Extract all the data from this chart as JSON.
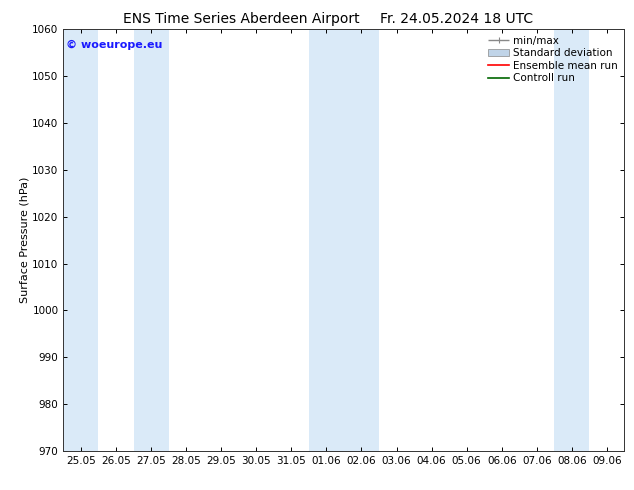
{
  "title_left": "ENS Time Series Aberdeen Airport",
  "title_right": "Fr. 24.05.2024 18 UTC",
  "ylabel": "Surface Pressure (hPa)",
  "ylim": [
    970,
    1060
  ],
  "yticks": [
    970,
    980,
    990,
    1000,
    1010,
    1020,
    1030,
    1040,
    1050,
    1060
  ],
  "xtick_labels": [
    "25.05",
    "26.05",
    "27.05",
    "28.05",
    "29.05",
    "30.05",
    "31.05",
    "01.06",
    "02.06",
    "03.06",
    "04.06",
    "05.06",
    "06.06",
    "07.06",
    "08.06",
    "09.06"
  ],
  "shaded_bands": [
    0,
    2,
    7,
    8,
    14
  ],
  "band_color": "#daeaf8",
  "background_color": "#ffffff",
  "copyright_text": "© woeurope.eu",
  "copyright_color": "#1a1aff",
  "legend_items": [
    {
      "label": "min/max",
      "color": "#888888",
      "type": "errorbar"
    },
    {
      "label": "Standard deviation",
      "color": "#c0d4e8",
      "type": "box"
    },
    {
      "label": "Ensemble mean run",
      "color": "#ff0000",
      "type": "line"
    },
    {
      "label": "Controll run",
      "color": "#006600",
      "type": "line"
    }
  ],
  "title_fontsize": 10,
  "axis_label_fontsize": 8,
  "tick_fontsize": 7.5,
  "legend_fontsize": 7.5,
  "figsize": [
    6.34,
    4.9
  ],
  "dpi": 100
}
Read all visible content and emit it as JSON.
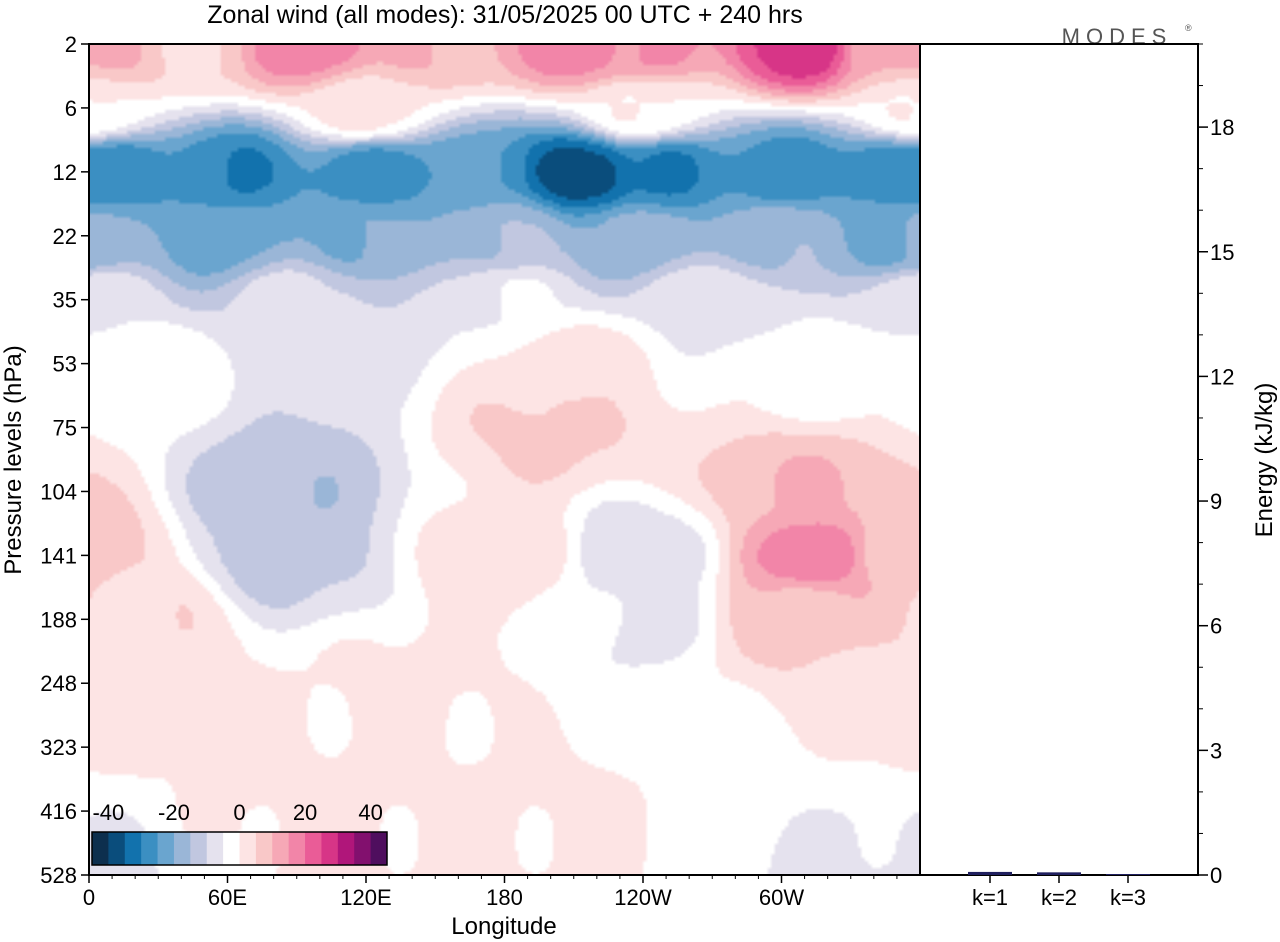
{
  "chart_data": {
    "type": "heatmap",
    "title": "Zonal wind (all modes):  31/05/2025  00 UTC  + 240 hrs",
    "logo": "MODES",
    "logo_mark": "®",
    "xlabel": "Longitude",
    "ylabel": "Pressure levels (hPa)",
    "x_ticks": [
      "0",
      "60E",
      "120E",
      "180",
      "120W",
      "60W"
    ],
    "y_ticks": [
      "2",
      "6",
      "12",
      "22",
      "35",
      "53",
      "75",
      "104",
      "141",
      "188",
      "248",
      "323",
      "416",
      "528"
    ],
    "colorbar": {
      "tick_labels": [
        "-40",
        "-20",
        "0",
        "20",
        "40"
      ],
      "range": [
        -45,
        45
      ],
      "colors": [
        "#0d2f4e",
        "#0a4d7c",
        "#1272ad",
        "#3b8fc2",
        "#6aa5cf",
        "#9ab6d7",
        "#c1c7e0",
        "#e5e2ee",
        "#ffffff",
        "#fde4e4",
        "#f9c8c8",
        "#f6a8b6",
        "#f285a8",
        "#ea5c97",
        "#d73587",
        "#b0167a",
        "#82106e",
        "#4f0e5e"
      ]
    },
    "field_sketch": [
      {
        "lon": 10,
        "lev": 2,
        "u": 10
      },
      {
        "lon": 40,
        "lev": 2,
        "u": 5
      },
      {
        "lon": 95,
        "lev": 2,
        "u": 18
      },
      {
        "lon": 150,
        "lev": 2,
        "u": 10
      },
      {
        "lon": 215,
        "lev": 2,
        "u": 18
      },
      {
        "lon": 240,
        "lev": 2,
        "u": 15
      },
      {
        "lon": 310,
        "lev": 2,
        "u": 28
      },
      {
        "lon": 345,
        "lev": 2,
        "u": 12
      },
      {
        "lon": 0,
        "lev": 6,
        "u": 0
      },
      {
        "lon": 120,
        "lev": 6,
        "u": 2
      },
      {
        "lon": 240,
        "lev": 6,
        "u": 0
      },
      {
        "lon": 10,
        "lev": 12,
        "u": -28
      },
      {
        "lon": 60,
        "lev": 12,
        "u": -30
      },
      {
        "lon": 120,
        "lev": 12,
        "u": -28
      },
      {
        "lon": 165,
        "lev": 12,
        "u": -25
      },
      {
        "lon": 215,
        "lev": 12,
        "u": -38
      },
      {
        "lon": 250,
        "lev": 12,
        "u": -30
      },
      {
        "lon": 300,
        "lev": 12,
        "u": -28
      },
      {
        "lon": 350,
        "lev": 12,
        "u": -30
      },
      {
        "lon": 0,
        "lev": 22,
        "u": -18
      },
      {
        "lon": 60,
        "lev": 22,
        "u": -22
      },
      {
        "lon": 120,
        "lev": 22,
        "u": -20
      },
      {
        "lon": 180,
        "lev": 22,
        "u": -15
      },
      {
        "lon": 240,
        "lev": 22,
        "u": -18
      },
      {
        "lon": 300,
        "lev": 22,
        "u": -16
      },
      {
        "lon": 350,
        "lev": 22,
        "u": -22
      },
      {
        "lon": 0,
        "lev": 35,
        "u": -6
      },
      {
        "lon": 90,
        "lev": 35,
        "u": -8
      },
      {
        "lon": 180,
        "lev": 35,
        "u": -5
      },
      {
        "lon": 270,
        "lev": 35,
        "u": -6
      },
      {
        "lon": 20,
        "lev": 53,
        "u": -1
      },
      {
        "lon": 210,
        "lev": 53,
        "u": 3
      },
      {
        "lon": 320,
        "lev": 53,
        "u": -2
      },
      {
        "lon": 85,
        "lev": 104,
        "u": -14
      },
      {
        "lon": 85,
        "lev": 141,
        "u": -12
      },
      {
        "lon": 240,
        "lev": 141,
        "u": -9
      },
      {
        "lon": 240,
        "lev": 188,
        "u": -6
      },
      {
        "lon": 315,
        "lev": 141,
        "u": 18
      },
      {
        "lon": 310,
        "lev": 104,
        "u": 10
      },
      {
        "lon": 310,
        "lev": 188,
        "u": 8
      },
      {
        "lon": 200,
        "lev": 75,
        "u": 6
      },
      {
        "lon": 180,
        "lev": 141,
        "u": 4
      },
      {
        "lon": 20,
        "lev": 188,
        "u": 4
      },
      {
        "lon": 355,
        "lev": 141,
        "u": 6
      },
      {
        "lon": 340,
        "lev": 248,
        "u": 3
      },
      {
        "lon": 140,
        "lev": 248,
        "u": 1
      },
      {
        "lon": 270,
        "lev": 323,
        "u": -3
      },
      {
        "lon": 340,
        "lev": 528,
        "u": -6
      },
      {
        "lon": 100,
        "lev": 416,
        "u": 1
      },
      {
        "lon": 210,
        "lev": 416,
        "u": 1
      }
    ],
    "energy_panel": {
      "ylabel": "Energy (kJ/kg)",
      "y_ticks": [
        "0",
        "3",
        "6",
        "9",
        "12",
        "15",
        "18"
      ],
      "ylim": [
        0,
        20
      ],
      "categories": [
        "k=1",
        "k=2",
        "k=3"
      ],
      "values": [
        0.05,
        0.04,
        0.0
      ],
      "bar_color": "#1f1f5e"
    }
  }
}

Set problem:
Omit the pictures and give the material again, exactly and in full.

Expected answer:
Extract all the data from this chart as JSON.
{
  "title_left": "ENS Time Series Aberdeen Airport",
  "title_right": "Fr. 24.05.2024 18 UTC",
  "ylabel": "Surface Pressure (hPa)",
  "ylim": [
    970,
    1060
  ],
  "yticks": [
    970,
    980,
    990,
    1000,
    1010,
    1020,
    1030,
    1040,
    1050,
    1060
  ],
  "xtick_labels": [
    "25.05",
    "26.05",
    "27.05",
    "28.05",
    "29.05",
    "30.05",
    "31.05",
    "01.06",
    "02.06",
    "03.06",
    "04.06",
    "05.06",
    "06.06",
    "07.06",
    "08.06",
    "09.06"
  ],
  "shaded_bands": [
    0,
    2,
    7,
    8,
    14
  ],
  "band_color": "#daeaf8",
  "background_color": "#ffffff",
  "copyright_text": "© woeurope.eu",
  "copyright_color": "#1a1aff",
  "legend_items": [
    {
      "label": "min/max",
      "color": "#888888",
      "type": "errorbar"
    },
    {
      "label": "Standard deviation",
      "color": "#c0d4e8",
      "type": "box"
    },
    {
      "label": "Ensemble mean run",
      "color": "#ff0000",
      "type": "line"
    },
    {
      "label": "Controll run",
      "color": "#006600",
      "type": "line"
    }
  ],
  "title_fontsize": 10,
  "axis_label_fontsize": 8,
  "tick_fontsize": 7.5,
  "legend_fontsize": 7.5,
  "figsize": [
    6.34,
    4.9
  ],
  "dpi": 100
}
Read all visible content and emit it as JSON.
{
  "chart_data": {
    "type": "heatmap",
    "title": "Zonal wind (all modes):  31/05/2025  00 UTC  + 240 hrs",
    "logo": "MODES",
    "logo_mark": "®",
    "xlabel": "Longitude",
    "ylabel": "Pressure levels (hPa)",
    "x_ticks": [
      "0",
      "60E",
      "120E",
      "180",
      "120W",
      "60W"
    ],
    "y_ticks": [
      "2",
      "6",
      "12",
      "22",
      "35",
      "53",
      "75",
      "104",
      "141",
      "188",
      "248",
      "323",
      "416",
      "528"
    ],
    "colorbar": {
      "tick_labels": [
        "-40",
        "-20",
        "0",
        "20",
        "40"
      ],
      "range": [
        -45,
        45
      ],
      "colors": [
        "#0d2f4e",
        "#0a4d7c",
        "#1272ad",
        "#3b8fc2",
        "#6aa5cf",
        "#9ab6d7",
        "#c1c7e0",
        "#e5e2ee",
        "#ffffff",
        "#fde4e4",
        "#f9c8c8",
        "#f6a8b6",
        "#f285a8",
        "#ea5c97",
        "#d73587",
        "#b0167a",
        "#82106e",
        "#4f0e5e"
      ]
    },
    "field_sketch": [
      {
        "lon": 10,
        "lev": 2,
        "u": 10
      },
      {
        "lon": 40,
        "lev": 2,
        "u": 5
      },
      {
        "lon": 95,
        "lev": 2,
        "u": 18
      },
      {
        "lon": 150,
        "lev": 2,
        "u": 10
      },
      {
        "lon": 215,
        "lev": 2,
        "u": 18
      },
      {
        "lon": 240,
        "lev": 2,
        "u": 15
      },
      {
        "lon": 310,
        "lev": 2,
        "u": 28
      },
      {
        "lon": 345,
        "lev": 2,
        "u": 12
      },
      {
        "lon": 0,
        "lev": 6,
        "u": 0
      },
      {
        "lon": 120,
        "lev": 6,
        "u": 2
      },
      {
        "lon": 240,
        "lev": 6,
        "u": 0
      },
      {
        "lon": 10,
        "lev": 12,
        "u": -28
      },
      {
        "lon": 60,
        "lev": 12,
        "u": -30
      },
      {
        "lon": 120,
        "lev": 12,
        "u": -28
      },
      {
        "lon": 165,
        "lev": 12,
        "u": -25
      },
      {
        "lon": 215,
        "lev": 12,
        "u": -38
      },
      {
        "lon": 250,
        "lev": 12,
        "u": -30
      },
      {
        "lon": 300,
        "lev": 12,
        "u": -28
      },
      {
        "lon": 350,
        "lev": 12,
        "u": -30
      },
      {
        "lon": 0,
        "lev": 22,
        "u": -18
      },
      {
        "lon": 60,
        "lev": 22,
        "u": -22
      },
      {
        "lon": 120,
        "lev": 22,
        "u": -20
      },
      {
        "lon": 180,
        "lev": 22,
        "u": -15
      },
      {
        "lon": 240,
        "lev": 22,
        "u": -18
      },
      {
        "lon": 300,
        "lev": 22,
        "u": -16
      },
      {
        "lon": 350,
        "lev": 22,
        "u": -22
      },
      {
        "lon": 0,
        "lev": 35,
        "u": -6
      },
      {
        "lon": 90,
        "lev": 35,
        "u": -8
      },
      {
        "lon": 180,
        "lev": 35,
        "u": -5
      },
      {
        "lon": 270,
        "lev": 35,
        "u": -6
      },
      {
        "lon": 20,
        "lev": 53,
        "u": -1
      },
      {
        "lon": 210,
        "lev": 53,
        "u": 3
      },
      {
        "lon": 320,
        "lev": 53,
        "u": -2
      },
      {
        "lon": 85,
        "lev": 104,
        "u": -14
      },
      {
        "lon": 85,
        "lev": 141,
        "u": -12
      },
      {
        "lon": 240,
        "lev": 141,
        "u": -9
      },
      {
        "lon": 240,
        "lev": 188,
        "u": -6
      },
      {
        "lon": 315,
        "lev": 141,
        "u": 18
      },
      {
        "lon": 310,
        "lev": 104,
        "u": 10
      },
      {
        "lon": 310,
        "lev": 188,
        "u": 8
      },
      {
        "lon": 200,
        "lev": 75,
        "u": 6
      },
      {
        "lon": 180,
        "lev": 141,
        "u": 4
      },
      {
        "lon": 20,
        "lev": 188,
        "u": 4
      },
      {
        "lon": 355,
        "lev": 141,
        "u": 6
      },
      {
        "lon": 340,
        "lev": 248,
        "u": 3
      },
      {
        "lon": 140,
        "lev": 248,
        "u": 1
      },
      {
        "lon": 270,
        "lev": 323,
        "u": -3
      },
      {
        "lon": 340,
        "lev": 528,
        "u": -6
      },
      {
        "lon": 100,
        "lev": 416,
        "u": 1
      },
      {
        "lon": 210,
        "lev": 416,
        "u": 1
      }
    ],
    "energy_panel": {
      "ylabel": "Energy (kJ/kg)",
      "y_ticks": [
        "0",
        "3",
        "6",
        "9",
        "12",
        "15",
        "18"
      ],
      "ylim": [
        0,
        20
      ],
      "categories": [
        "k=1",
        "k=2",
        "k=3"
      ],
      "values": [
        0.05,
        0.04,
        0.0
      ],
      "bar_color": "#1f1f5e"
    }
  }
}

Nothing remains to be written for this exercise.